● Task to carry out:
Starting at the line that holds "Read this page and output its text content.", set down each line through the end of the listing, exactly as written and with nothing added.

(Data records)
= = = =

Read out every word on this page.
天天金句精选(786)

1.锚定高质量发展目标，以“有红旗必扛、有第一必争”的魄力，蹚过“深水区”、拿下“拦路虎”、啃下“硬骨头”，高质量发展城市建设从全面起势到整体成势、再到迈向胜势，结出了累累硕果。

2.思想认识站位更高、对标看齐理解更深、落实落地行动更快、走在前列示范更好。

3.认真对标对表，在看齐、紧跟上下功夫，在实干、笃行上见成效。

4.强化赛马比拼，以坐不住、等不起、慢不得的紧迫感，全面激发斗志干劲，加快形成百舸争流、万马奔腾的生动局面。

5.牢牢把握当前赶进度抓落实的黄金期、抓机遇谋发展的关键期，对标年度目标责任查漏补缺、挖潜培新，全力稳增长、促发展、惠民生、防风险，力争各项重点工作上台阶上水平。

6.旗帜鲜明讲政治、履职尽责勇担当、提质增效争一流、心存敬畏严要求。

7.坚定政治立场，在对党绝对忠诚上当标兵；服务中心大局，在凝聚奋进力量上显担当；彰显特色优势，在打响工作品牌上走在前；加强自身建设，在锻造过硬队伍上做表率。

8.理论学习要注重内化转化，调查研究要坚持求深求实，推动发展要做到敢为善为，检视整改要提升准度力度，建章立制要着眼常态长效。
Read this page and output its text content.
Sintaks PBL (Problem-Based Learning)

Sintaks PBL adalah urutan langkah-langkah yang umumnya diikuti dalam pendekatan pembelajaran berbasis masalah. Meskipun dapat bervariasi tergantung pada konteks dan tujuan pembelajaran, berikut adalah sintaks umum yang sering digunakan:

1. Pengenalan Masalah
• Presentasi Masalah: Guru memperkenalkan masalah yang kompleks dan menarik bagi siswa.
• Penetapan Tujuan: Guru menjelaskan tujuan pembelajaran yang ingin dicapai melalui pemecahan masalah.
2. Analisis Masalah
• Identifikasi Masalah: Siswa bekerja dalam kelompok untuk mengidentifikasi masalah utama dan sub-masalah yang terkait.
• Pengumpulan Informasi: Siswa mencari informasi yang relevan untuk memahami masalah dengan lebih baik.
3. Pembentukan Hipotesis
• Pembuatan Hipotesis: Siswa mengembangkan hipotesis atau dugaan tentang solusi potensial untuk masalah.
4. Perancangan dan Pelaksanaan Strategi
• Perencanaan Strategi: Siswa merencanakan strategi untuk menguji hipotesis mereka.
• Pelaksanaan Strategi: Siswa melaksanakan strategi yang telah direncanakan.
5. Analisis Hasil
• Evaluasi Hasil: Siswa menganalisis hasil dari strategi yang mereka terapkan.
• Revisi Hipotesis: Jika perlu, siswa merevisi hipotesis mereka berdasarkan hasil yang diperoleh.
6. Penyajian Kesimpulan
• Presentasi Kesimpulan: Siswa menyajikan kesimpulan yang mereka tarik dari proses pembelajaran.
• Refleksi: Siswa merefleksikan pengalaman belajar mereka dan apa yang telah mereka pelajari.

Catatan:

= = = =

● Answer to this task:
Read this page and output its text content.
Sintaks PBL (Problem-Based Learning)

Sintaks PBL adalah urutan langkah-langkah yang umumnya diikuti dalam pendekatan pembelajaran berbasis masalah. Meskipun dapat bervariasi tergantung pada konteks dan tujuan pembelajaran, berikut adalah sintaks umum yang sering digunakan:

1. Pengenalan Masalah
• Presentasi Masalah: Guru memperkenalkan masalah yang kompleks dan menarik bagi siswa.
• Penetapan Tujuan: Guru menjelaskan tujuan pembelajaran yang ingin dicapai melalui pemecahan masalah.
2. Analisis Masalah
• Identifikasi Masalah: Siswa bekerja dalam kelompok untuk mengidentifikasi masalah utama dan sub-masalah yang terkait.
• Pengumpulan Informasi: Siswa mencari informasi yang relevan untuk memahami masalah dengan lebih baik.
3. Pembentukan Hipotesis
• Pembuatan Hipotesis: Siswa mengembangkan hipotesis atau dugaan tentang solusi potensial untuk masalah.
4. Perancangan dan Pelaksanaan Strategi
• Perencanaan Strategi: Siswa merencanakan strategi untuk menguji hipotesis mereka.
• Pelaksanaan Strategi: Siswa melaksanakan strategi yang telah direncanakan.
5. Analisis Hasil
• Evaluasi Hasil: Siswa menganalisis hasil dari strategi yang mereka terapkan.
• Revisi Hipotesis: Jika perlu, siswa merevisi hipotesis mereka berdasarkan hasil yang diperoleh.
6. Penyajian Kesimpulan
• Presentasi Kesimpulan: Siswa menyajikan kesimpulan yang mereka tarik dari proses pembelajaran.
• Refleksi: Siswa merefleksikan pengalaman belajar mereka dan apa yang telah mereka pelajari.

Catatan:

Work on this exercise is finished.